◆ **AVAILABLE RECORDS**
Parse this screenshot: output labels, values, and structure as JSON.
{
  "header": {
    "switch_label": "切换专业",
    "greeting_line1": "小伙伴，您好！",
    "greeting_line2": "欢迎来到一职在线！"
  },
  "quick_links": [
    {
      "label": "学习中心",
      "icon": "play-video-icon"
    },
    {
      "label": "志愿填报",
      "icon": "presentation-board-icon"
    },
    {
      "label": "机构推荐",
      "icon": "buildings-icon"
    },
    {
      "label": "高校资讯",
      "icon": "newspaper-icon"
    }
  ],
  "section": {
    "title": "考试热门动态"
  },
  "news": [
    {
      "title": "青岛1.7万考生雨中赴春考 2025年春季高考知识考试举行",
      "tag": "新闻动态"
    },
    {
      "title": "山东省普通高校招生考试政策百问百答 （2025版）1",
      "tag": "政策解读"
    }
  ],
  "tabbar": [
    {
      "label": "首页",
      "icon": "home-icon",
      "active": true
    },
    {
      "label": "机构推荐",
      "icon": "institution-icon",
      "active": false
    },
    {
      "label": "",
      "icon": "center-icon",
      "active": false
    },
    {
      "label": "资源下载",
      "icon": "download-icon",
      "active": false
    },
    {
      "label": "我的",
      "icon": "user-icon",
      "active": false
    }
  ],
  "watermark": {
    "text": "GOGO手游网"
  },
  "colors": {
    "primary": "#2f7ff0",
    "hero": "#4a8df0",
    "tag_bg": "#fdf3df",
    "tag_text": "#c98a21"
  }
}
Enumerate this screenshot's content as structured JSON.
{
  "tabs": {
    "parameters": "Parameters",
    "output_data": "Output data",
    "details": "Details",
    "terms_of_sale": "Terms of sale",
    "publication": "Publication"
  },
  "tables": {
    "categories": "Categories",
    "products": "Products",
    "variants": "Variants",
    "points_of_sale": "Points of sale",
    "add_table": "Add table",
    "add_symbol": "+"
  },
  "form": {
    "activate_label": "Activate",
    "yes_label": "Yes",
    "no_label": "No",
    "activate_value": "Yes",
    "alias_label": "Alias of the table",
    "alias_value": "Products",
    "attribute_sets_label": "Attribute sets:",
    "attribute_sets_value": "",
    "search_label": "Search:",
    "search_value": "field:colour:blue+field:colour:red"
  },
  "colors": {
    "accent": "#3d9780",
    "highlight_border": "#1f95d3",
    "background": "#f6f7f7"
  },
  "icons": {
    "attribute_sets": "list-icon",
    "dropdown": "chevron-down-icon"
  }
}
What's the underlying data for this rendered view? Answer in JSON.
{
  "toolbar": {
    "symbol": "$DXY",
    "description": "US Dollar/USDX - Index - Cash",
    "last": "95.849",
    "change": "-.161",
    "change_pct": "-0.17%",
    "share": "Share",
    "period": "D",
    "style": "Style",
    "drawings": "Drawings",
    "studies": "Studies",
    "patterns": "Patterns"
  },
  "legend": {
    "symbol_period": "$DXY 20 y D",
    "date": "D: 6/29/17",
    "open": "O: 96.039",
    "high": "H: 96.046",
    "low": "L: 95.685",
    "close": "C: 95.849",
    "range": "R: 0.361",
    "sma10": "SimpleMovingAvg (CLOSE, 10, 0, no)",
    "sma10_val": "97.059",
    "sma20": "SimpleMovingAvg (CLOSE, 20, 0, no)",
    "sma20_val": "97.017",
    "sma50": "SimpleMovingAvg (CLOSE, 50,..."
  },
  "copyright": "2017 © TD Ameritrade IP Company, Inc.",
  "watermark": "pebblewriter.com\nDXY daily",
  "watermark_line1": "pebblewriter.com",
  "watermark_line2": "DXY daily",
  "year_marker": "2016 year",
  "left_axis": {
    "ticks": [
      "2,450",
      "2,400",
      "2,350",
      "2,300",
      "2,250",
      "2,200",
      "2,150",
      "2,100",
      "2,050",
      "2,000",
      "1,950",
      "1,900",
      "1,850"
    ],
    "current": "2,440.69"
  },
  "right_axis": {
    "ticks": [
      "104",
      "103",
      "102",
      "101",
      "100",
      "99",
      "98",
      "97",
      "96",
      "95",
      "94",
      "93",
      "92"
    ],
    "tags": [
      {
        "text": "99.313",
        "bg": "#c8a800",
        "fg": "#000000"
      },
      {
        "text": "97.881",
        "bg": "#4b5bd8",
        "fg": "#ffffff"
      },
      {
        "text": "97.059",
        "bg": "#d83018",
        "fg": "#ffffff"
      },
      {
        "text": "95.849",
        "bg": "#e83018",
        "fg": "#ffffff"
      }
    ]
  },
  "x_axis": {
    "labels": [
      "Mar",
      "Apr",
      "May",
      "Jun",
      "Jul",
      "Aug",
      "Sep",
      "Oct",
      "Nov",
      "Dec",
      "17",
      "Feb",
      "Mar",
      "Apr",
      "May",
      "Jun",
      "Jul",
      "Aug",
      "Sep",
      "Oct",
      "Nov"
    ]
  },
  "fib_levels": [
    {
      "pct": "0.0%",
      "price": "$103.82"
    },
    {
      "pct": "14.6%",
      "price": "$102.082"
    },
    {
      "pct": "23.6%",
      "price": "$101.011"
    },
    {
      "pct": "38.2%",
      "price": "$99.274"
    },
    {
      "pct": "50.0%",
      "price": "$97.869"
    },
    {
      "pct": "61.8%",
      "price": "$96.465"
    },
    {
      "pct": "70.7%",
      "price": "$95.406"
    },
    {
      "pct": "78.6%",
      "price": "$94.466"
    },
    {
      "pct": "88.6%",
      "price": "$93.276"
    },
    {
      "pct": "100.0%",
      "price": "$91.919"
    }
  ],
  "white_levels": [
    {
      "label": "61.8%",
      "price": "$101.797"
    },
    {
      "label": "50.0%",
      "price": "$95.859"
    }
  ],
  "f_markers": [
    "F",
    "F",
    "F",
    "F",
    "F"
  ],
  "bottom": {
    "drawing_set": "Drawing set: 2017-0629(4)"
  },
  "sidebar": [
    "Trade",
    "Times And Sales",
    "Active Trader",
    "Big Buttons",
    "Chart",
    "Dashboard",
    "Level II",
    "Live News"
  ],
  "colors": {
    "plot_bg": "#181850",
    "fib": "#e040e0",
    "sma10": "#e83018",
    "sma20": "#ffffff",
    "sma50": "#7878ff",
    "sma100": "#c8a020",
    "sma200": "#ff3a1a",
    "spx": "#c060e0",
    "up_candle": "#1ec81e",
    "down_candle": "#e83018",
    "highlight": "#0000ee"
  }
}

◆ **PROMPT**
Write every line of the material above again, exactly.

◆ **EXERCISE RESULT**
Parse this screenshot: output labels, values, and structure as JSON.
{
  "header": {
    "switch_label": "切换专业",
    "greeting_line1": "小伙伴，您好！",
    "greeting_line2": "欢迎来到一职在线！"
  },
  "quick_links": [
    {
      "label": "学习中心",
      "icon": "play-video-icon"
    },
    {
      "label": "志愿填报",
      "icon": "presentation-board-icon"
    },
    {
      "label": "机构推荐",
      "icon": "buildings-icon"
    },
    {
      "label": "高校资讯",
      "icon": "newspaper-icon"
    }
  ],
  "section": {
    "title": "考试热门动态"
  },
  "news": [
    {
      "title": "青岛1.7万考生雨中赴春考 2025年春季高考知识考试举行",
      "tag": "新闻动态"
    },
    {
      "title": "山东省普通高校招生考试政策百问百答 （2025版）1",
      "tag": "政策解读"
    }
  ],
  "tabbar": [
    {
      "label": "首页",
      "icon": "home-icon",
      "active": true
    },
    {
      "label": "机构推荐",
      "icon": "institution-icon",
      "active": false
    },
    {
      "label": "",
      "icon": "center-icon",
      "active": false
    },
    {
      "label": "资源下载",
      "icon": "download-icon",
      "active": false
    },
    {
      "label": "我的",
      "icon": "user-icon",
      "active": false
    }
  ],
  "watermark": {
    "text": "GOGO手游网"
  },
  "colors": {
    "primary": "#2f7ff0",
    "hero": "#4a8df0",
    "tag_bg": "#fdf3df",
    "tag_text": "#c98a21"
  }
}
Enumerate this screenshot's content as structured JSON.
{
  "tabs": {
    "parameters": "Parameters",
    "output_data": "Output data",
    "details": "Details",
    "terms_of_sale": "Terms of sale",
    "publication": "Publication"
  },
  "tables": {
    "categories": "Categories",
    "products": "Products",
    "variants": "Variants",
    "points_of_sale": "Points of sale",
    "add_table": "Add table",
    "add_symbol": "+"
  },
  "form": {
    "activate_label": "Activate",
    "yes_label": "Yes",
    "no_label": "No",
    "activate_value": "Yes",
    "alias_label": "Alias of the table",
    "alias_value": "Products",
    "attribute_sets_label": "Attribute sets:",
    "attribute_sets_value": "",
    "search_label": "Search:",
    "search_value": "field:colour:blue+field:colour:red"
  },
  "colors": {
    "accent": "#3d9780",
    "highlight_border": "#1f95d3",
    "background": "#f6f7f7"
  },
  "icons": {
    "attribute_sets": "list-icon",
    "dropdown": "chevron-down-icon"
  }
}
What's the underlying data for this rendered view? Answer in JSON.
{
  "toolbar": {
    "symbol": "$DXY",
    "description": "US Dollar/USDX - Index - Cash",
    "last": "95.849",
    "change": "-.161",
    "change_pct": "-0.17%",
    "share": "Share",
    "period": "D",
    "style": "Style",
    "drawings": "Drawings",
    "studies": "Studies",
    "patterns": "Patterns"
  },
  "legend": {
    "symbol_period": "$DXY 20 y D",
    "date": "D: 6/29/17",
    "open": "O: 96.039",
    "high": "H: 96.046",
    "low": "L: 95.685",
    "close": "C: 95.849",
    "range": "R: 0.361",
    "sma10": "SimpleMovingAvg (CLOSE, 10, 0, no)",
    "sma10_val": "97.059",
    "sma20": "SimpleMovingAvg (CLOSE, 20, 0, no)",
    "sma20_val": "97.017",
    "sma50": "SimpleMovingAvg (CLOSE, 50,..."
  },
  "copyright": "2017 © TD Ameritrade IP Company, Inc.",
  "watermark": "pebblewriter.com\nDXY daily",
  "watermark_line1": "pebblewriter.com",
  "watermark_line2": "DXY daily",
  "year_marker": "2016 year",
  "left_axis": {
    "ticks": [
      "2,450",
      "2,400",
      "2,350",
      "2,300",
      "2,250",
      "2,200",
      "2,150",
      "2,100",
      "2,050",
      "2,000",
      "1,950",
      "1,900",
      "1,850"
    ],
    "current": "2,440.69"
  },
  "right_axis": {
    "ticks": [
      "104",
      "103",
      "102",
      "101",
      "100",
      "99",
      "98",
      "97",
      "96",
      "95",
      "94",
      "93",
      "92"
    ],
    "tags": [
      {
        "text": "99.313",
        "bg": "#c8a800",
        "fg": "#000000"
      },
      {
        "text": "97.881",
        "bg": "#4b5bd8",
        "fg": "#ffffff"
      },
      {
        "text": "97.059",
        "bg": "#d83018",
        "fg": "#ffffff"
      },
      {
        "text": "95.849",
        "bg": "#e83018",
        "fg": "#ffffff"
      }
    ]
  },
  "x_axis": {
    "labels": [
      "Mar",
      "Apr",
      "May",
      "Jun",
      "Jul",
      "Aug",
      "Sep",
      "Oct",
      "Nov",
      "Dec",
      "17",
      "Feb",
      "Mar",
      "Apr",
      "May",
      "Jun",
      "Jul",
      "Aug",
      "Sep",
      "Oct",
      "Nov"
    ]
  },
  "fib_levels": [
    {
      "pct": "0.0%",
      "price": "$103.82"
    },
    {
      "pct": "14.6%",
      "price": "$102.082"
    },
    {
      "pct": "23.6%",
      "price": "$101.011"
    },
    {
      "pct": "38.2%",
      "price": "$99.274"
    },
    {
      "pct": "50.0%",
      "price": "$97.869"
    },
    {
      "pct": "61.8%",
      "price": "$96.465"
    },
    {
      "pct": "70.7%",
      "price": "$95.406"
    },
    {
      "pct": "78.6%",
      "price": "$94.466"
    },
    {
      "pct": "88.6%",
      "price": "$93.276"
    },
    {
      "pct": "100.0%",
      "price": "$91.919"
    }
  ],
  "white_levels": [
    {
      "label": "61.8%",
      "price": "$101.797"
    },
    {
      "label": "50.0%",
      "price": "$95.859"
    }
  ],
  "f_markers": [
    "F",
    "F",
    "F",
    "F",
    "F"
  ],
  "bottom": {
    "drawing_set": "Drawing set: 2017-0629(4)"
  },
  "sidebar": [
    "Trade",
    "Times And Sales",
    "Active Trader",
    "Big Buttons",
    "Chart",
    "Dashboard",
    "Level II",
    "Live News"
  ],
  "colors": {
    "plot_bg": "#181850",
    "fib": "#e040e0",
    "sma10": "#e83018",
    "sma20": "#ffffff",
    "sma50": "#7878ff",
    "sma100": "#c8a020",
    "sma200": "#ff3a1a",
    "spx": "#c060e0",
    "up_candle": "#1ec81e",
    "down_candle": "#e83018",
    "highlight": "#0000ee"
  }
}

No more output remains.